◆ **Stated exercise**: Could you copy exactly the lines from the one containing "Serialize everything readable" through the last line of the records below, leaving out any pictures?

= = = =

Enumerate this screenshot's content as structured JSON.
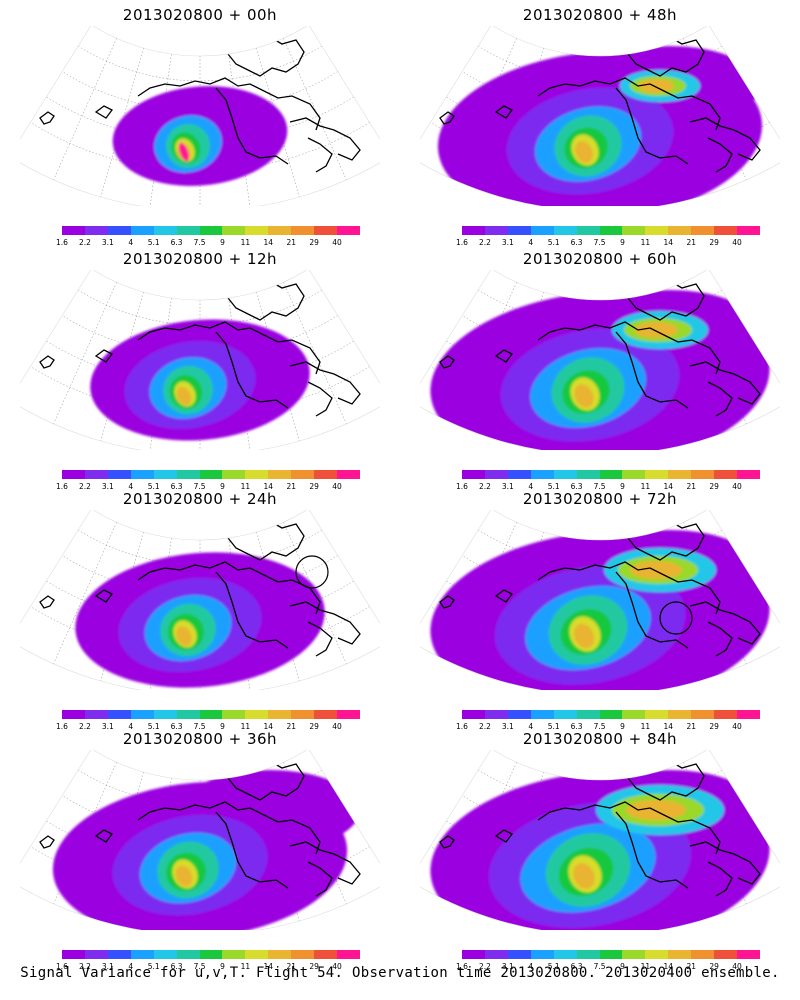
{
  "colorbar": {
    "labels": [
      "1.6",
      "2.2",
      "3.1",
      "4",
      "5.1",
      "6.3",
      "7.5",
      "9",
      "11",
      "14",
      "21",
      "29",
      "40"
    ],
    "colors": [
      "#9a00e0",
      "#7d2cf0",
      "#3550ff",
      "#1aa0ff",
      "#22c7e8",
      "#22c9a0",
      "#19c83c",
      "#9ad82a",
      "#d8dc2c",
      "#e8b432",
      "#f0902e",
      "#f0503a",
      "#ff1493"
    ]
  },
  "panels": [
    {
      "title": "2013020800 + 00h",
      "stage": 0,
      "circle": null
    },
    {
      "title": "2013020800 + 48h",
      "stage": 4,
      "circle": null
    },
    {
      "title": "2013020800 + 12h",
      "stage": 1,
      "circle": null
    },
    {
      "title": "2013020800 + 60h",
      "stage": 5,
      "circle": null
    },
    {
      "title": "2013020800 + 24h",
      "stage": 2,
      "circle": "east"
    },
    {
      "title": "2013020800 + 72h",
      "stage": 6,
      "circle": "southeast"
    },
    {
      "title": "2013020800 + 36h",
      "stage": 3,
      "circle": null
    },
    {
      "title": "2013020800 + 84h",
      "stage": 7,
      "circle": null
    }
  ],
  "caption": "Signal Variance for u,v,T. Flight 54. Observation time 2013020800. 2013020400 ensemble."
}
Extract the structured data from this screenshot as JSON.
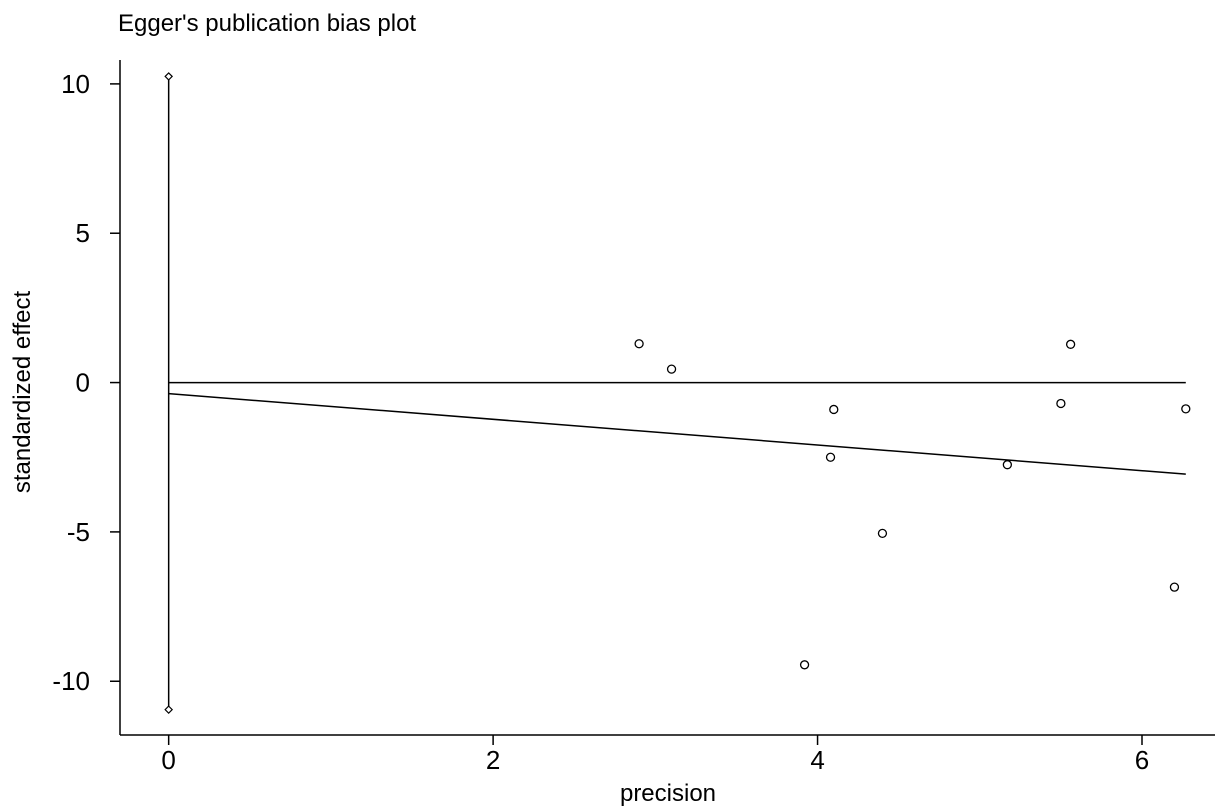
{
  "chart_data": {
    "type": "scatter",
    "title": "Egger's publication bias plot",
    "xlabel": "precision",
    "ylabel": "standardized effect",
    "xlim": [
      -0.3,
      6.45
    ],
    "ylim": [
      -11.8,
      10.8
    ],
    "xticks": [
      0,
      2,
      4,
      6
    ],
    "yticks": [
      10,
      5,
      0,
      -5,
      -10
    ],
    "grid": false,
    "legend": "none",
    "points": [
      {
        "x": 2.9,
        "y": 1.3
      },
      {
        "x": 3.1,
        "y": 0.45
      },
      {
        "x": 4.1,
        "y": -0.9
      },
      {
        "x": 4.08,
        "y": -2.5
      },
      {
        "x": 4.4,
        "y": -5.05
      },
      {
        "x": 3.92,
        "y": -9.45
      },
      {
        "x": 5.17,
        "y": -2.75
      },
      {
        "x": 5.5,
        "y": -0.7
      },
      {
        "x": 5.56,
        "y": 1.28
      },
      {
        "x": 6.2,
        "y": -6.85
      },
      {
        "x": 6.27,
        "y": -0.88
      }
    ],
    "intercept_ci": {
      "x": 0,
      "lower": -10.95,
      "upper": 10.25
    },
    "reference_line": {
      "y": 0,
      "x_range": [
        0,
        6.27
      ]
    },
    "regression_line": {
      "intercept": -0.37,
      "slope": -0.43,
      "x_range": [
        0,
        6.27
      ]
    }
  }
}
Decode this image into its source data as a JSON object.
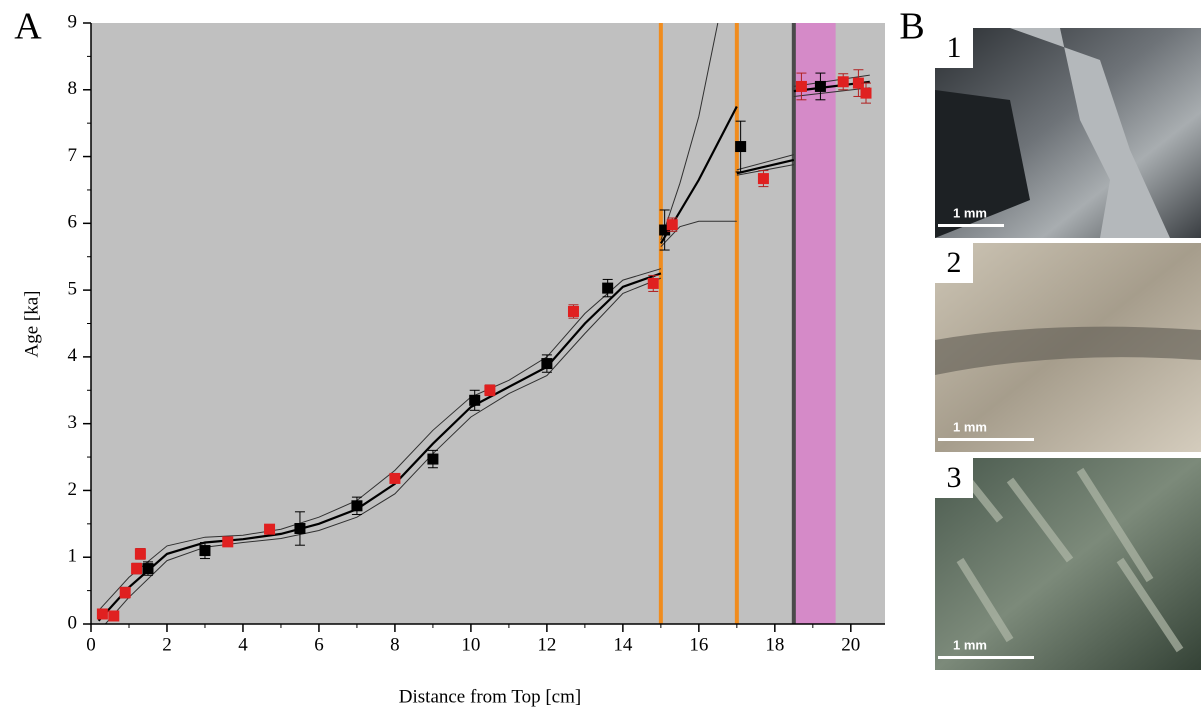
{
  "chart_data": {
    "type": "scatter",
    "panel_label": "A",
    "xlabel": "Distance from Top [cm]",
    "ylabel": "Age [ka]",
    "xlim": [
      0,
      20.9
    ],
    "ylim": [
      0,
      9
    ],
    "xticks": [
      0,
      2,
      4,
      6,
      8,
      10,
      12,
      14,
      16,
      18,
      20
    ],
    "yticks": [
      0,
      1,
      2,
      3,
      4,
      5,
      6,
      7,
      8,
      9
    ],
    "background": "#c0c0c0",
    "series": [
      {
        "color": "#000000",
        "x": [
          1.5,
          3.0,
          5.5,
          7.0,
          9.0,
          10.1,
          12.0,
          13.6,
          15.1,
          17.1,
          19.2
        ],
        "values": [
          0.83,
          1.1,
          1.43,
          1.77,
          2.47,
          3.35,
          3.9,
          5.03,
          5.9,
          7.15,
          8.05
        ],
        "errors": [
          0.1,
          0.12,
          0.25,
          0.13,
          0.13,
          0.15,
          0.13,
          0.13,
          0.3,
          0.38,
          0.2
        ]
      },
      {
        "color": "#e02020",
        "x": [
          0.3,
          0.6,
          0.9,
          1.2,
          1.3,
          3.6,
          4.7,
          8.0,
          10.5,
          12.7,
          14.8,
          15.3,
          17.7,
          18.7,
          19.8,
          20.2,
          20.4
        ],
        "values": [
          0.15,
          0.12,
          0.47,
          0.83,
          1.05,
          1.23,
          1.42,
          2.18,
          3.5,
          4.68,
          5.1,
          5.98,
          6.67,
          8.05,
          8.12,
          8.1,
          7.95
        ],
        "errors": [
          0.05,
          0.05,
          0.08,
          0.08,
          0.08,
          0.05,
          0.05,
          0.05,
          0.08,
          0.1,
          0.12,
          0.1,
          0.12,
          0.2,
          0.12,
          0.2,
          0.15
        ]
      }
    ],
    "curves": [
      {
        "color": "#000000",
        "x": [
          0.2,
          1,
          2,
          3,
          4,
          5,
          6,
          7,
          8,
          9,
          10,
          11,
          12,
          13,
          14,
          15,
          null,
          15,
          16,
          17,
          null,
          17,
          18.5,
          null,
          18.5,
          20.5
        ],
        "values": [
          0.05,
          0.55,
          1.05,
          1.22,
          1.27,
          1.35,
          1.5,
          1.72,
          2.1,
          2.7,
          3.25,
          3.55,
          3.85,
          4.5,
          5.05,
          5.25,
          null,
          5.7,
          6.65,
          7.75,
          null,
          6.75,
          6.95,
          null,
          7.98,
          8.12
        ]
      },
      {
        "color": "#303030",
        "x": [
          0.2,
          1,
          2,
          3,
          4,
          5,
          6,
          7,
          8,
          9,
          10,
          11,
          12,
          13,
          14,
          15,
          null,
          15,
          15.5,
          16,
          16.5,
          null,
          17,
          18.5,
          null,
          18.5,
          20.5
        ],
        "values": [
          0.2,
          0.7,
          1.17,
          1.3,
          1.33,
          1.42,
          1.6,
          1.85,
          2.3,
          2.9,
          3.4,
          3.65,
          4.0,
          4.65,
          5.15,
          5.32,
          null,
          5.75,
          6.6,
          7.6,
          9.0,
          null,
          6.8,
          7.03,
          null,
          8.05,
          8.22
        ]
      },
      {
        "color": "#303030",
        "x": [
          0.3,
          1,
          2,
          3,
          4,
          5,
          6,
          7,
          8,
          9,
          10,
          11,
          12,
          13,
          14,
          15,
          null,
          15,
          15.5,
          16,
          17,
          null,
          17,
          18.5,
          null,
          18.5,
          20.5
        ],
        "values": [
          -0.05,
          0.4,
          0.95,
          1.15,
          1.22,
          1.28,
          1.4,
          1.6,
          1.95,
          2.55,
          3.1,
          3.45,
          3.72,
          4.35,
          4.95,
          5.18,
          null,
          5.65,
          5.95,
          6.03,
          6.03,
          null,
          6.72,
          6.88,
          null,
          7.9,
          8.03
        ]
      }
    ],
    "markers": [
      {
        "x": 15.0,
        "color": "#f08c1e"
      },
      {
        "x": 17.0,
        "color": "#f08c1e"
      },
      {
        "x": 18.5,
        "color": "#4a4a4a"
      }
    ],
    "band": {
      "x": [
        18.5,
        19.6
      ],
      "color": "#d58ac8"
    }
  },
  "panel_b": {
    "label": "B",
    "images": [
      {
        "number": "1",
        "scale": "1 mm"
      },
      {
        "number": "2",
        "scale": "1 mm"
      },
      {
        "number": "3",
        "scale": "1 mm"
      }
    ]
  }
}
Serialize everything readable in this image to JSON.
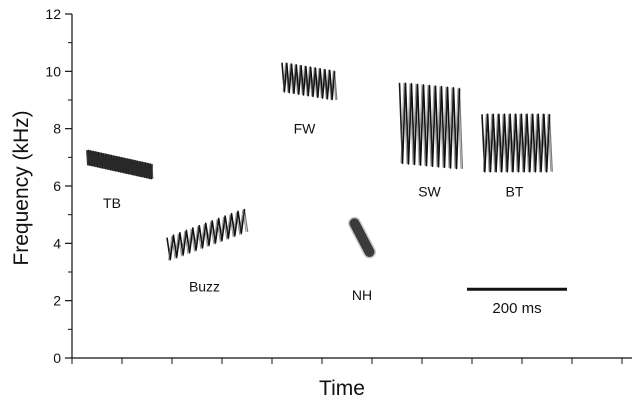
{
  "chart_data": {
    "type": "scatter",
    "xlabel": "Time",
    "ylabel": "Frequency (kHz)",
    "ylim": [
      0,
      12
    ],
    "yticks": [
      0,
      2,
      4,
      6,
      8,
      10,
      12
    ],
    "x_unit": "ms",
    "xlim": [
      0,
      1120
    ],
    "grid": false,
    "scale_bar": {
      "label": "200 ms",
      "duration_ms": 200,
      "start_ms": 790,
      "frequency_khz": 2.4
    },
    "series": [
      {
        "name": "TB",
        "kind": "trill",
        "start_ms": 30,
        "end_ms": 160,
        "f_start_khz": 7.0,
        "f_end_khz": 6.5,
        "bandwidth_khz": 0.5,
        "cycles": 40,
        "label_ms": 80,
        "label_khz": 5.4
      },
      {
        "name": "Buzz",
        "kind": "trill",
        "start_ms": 190,
        "end_ms": 345,
        "f_start_khz": 3.8,
        "f_end_khz": 4.8,
        "bandwidth_khz": 0.8,
        "cycles": 12,
        "label_ms": 265,
        "label_khz": 2.5
      },
      {
        "name": "FW",
        "kind": "trill",
        "start_ms": 420,
        "end_ms": 525,
        "f_start_khz": 9.8,
        "f_end_khz": 9.5,
        "bandwidth_khz": 1.0,
        "cycles": 11,
        "label_ms": 465,
        "label_khz": 8.0
      },
      {
        "name": "NH",
        "kind": "sweep",
        "start_ms": 565,
        "end_ms": 595,
        "f_start_khz": 4.7,
        "f_end_khz": 3.7,
        "bandwidth_khz": 0.35,
        "cycles": 0,
        "label_ms": 580,
        "label_khz": 2.2
      },
      {
        "name": "SW",
        "kind": "trill",
        "start_ms": 655,
        "end_ms": 775,
        "f_start_khz": 8.2,
        "f_end_khz": 8.0,
        "bandwidth_khz": 2.8,
        "cycles": 10,
        "label_ms": 715,
        "label_khz": 5.8
      },
      {
        "name": "BT",
        "kind": "trill",
        "start_ms": 820,
        "end_ms": 955,
        "f_start_khz": 7.5,
        "f_end_khz": 7.5,
        "bandwidth_khz": 2.0,
        "cycles": 12,
        "label_ms": 885,
        "label_khz": 5.8
      }
    ],
    "colors": {
      "ink": "#111111",
      "trace_dark": "#0a0a0a",
      "trace_grey": "#6b6b6b"
    }
  }
}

= = = =

◆ **Answer for this exercise**:
Serialize everything readable in this image to JSON.
{
  "chart_data": {
    "type": "scatter",
    "xlabel": "Time",
    "ylabel": "Frequency (kHz)",
    "ylim": [
      0,
      12
    ],
    "yticks": [
      0,
      2,
      4,
      6,
      8,
      10,
      12
    ],
    "x_unit": "ms",
    "xlim": [
      0,
      1120
    ],
    "grid": false,
    "scale_bar": {
      "label": "200 ms",
      "duration_ms": 200,
      "start_ms": 790,
      "frequency_khz": 2.4
    },
    "series": [
      {
        "name": "TB",
        "kind": "trill",
        "start_ms": 30,
        "end_ms": 160,
        "f_start_khz": 7.0,
        "f_end_khz": 6.5,
        "bandwidth_khz": 0.5,
        "cycles": 40,
        "label_ms": 80,
        "label_khz": 5.4
      },
      {
        "name": "Buzz",
        "kind": "trill",
        "start_ms": 190,
        "end_ms": 345,
        "f_start_khz": 3.8,
        "f_end_khz": 4.8,
        "bandwidth_khz": 0.8,
        "cycles": 12,
        "label_ms": 265,
        "label_khz": 2.5
      },
      {
        "name": "FW",
        "kind": "trill",
        "start_ms": 420,
        "end_ms": 525,
        "f_start_khz": 9.8,
        "f_end_khz": 9.5,
        "bandwidth_khz": 1.0,
        "cycles": 11,
        "label_ms": 465,
        "label_khz": 8.0
      },
      {
        "name": "NH",
        "kind": "sweep",
        "start_ms": 565,
        "end_ms": 595,
        "f_start_khz": 4.7,
        "f_end_khz": 3.7,
        "bandwidth_khz": 0.35,
        "cycles": 0,
        "label_ms": 580,
        "label_khz": 2.2
      },
      {
        "name": "SW",
        "kind": "trill",
        "start_ms": 655,
        "end_ms": 775,
        "f_start_khz": 8.2,
        "f_end_khz": 8.0,
        "bandwidth_khz": 2.8,
        "cycles": 10,
        "label_ms": 715,
        "label_khz": 5.8
      },
      {
        "name": "BT",
        "kind": "trill",
        "start_ms": 820,
        "end_ms": 955,
        "f_start_khz": 7.5,
        "f_end_khz": 7.5,
        "bandwidth_khz": 2.0,
        "cycles": 12,
        "label_ms": 885,
        "label_khz": 5.8
      }
    ],
    "colors": {
      "ink": "#111111",
      "trace_dark": "#0a0a0a",
      "trace_grey": "#6b6b6b"
    }
  }
}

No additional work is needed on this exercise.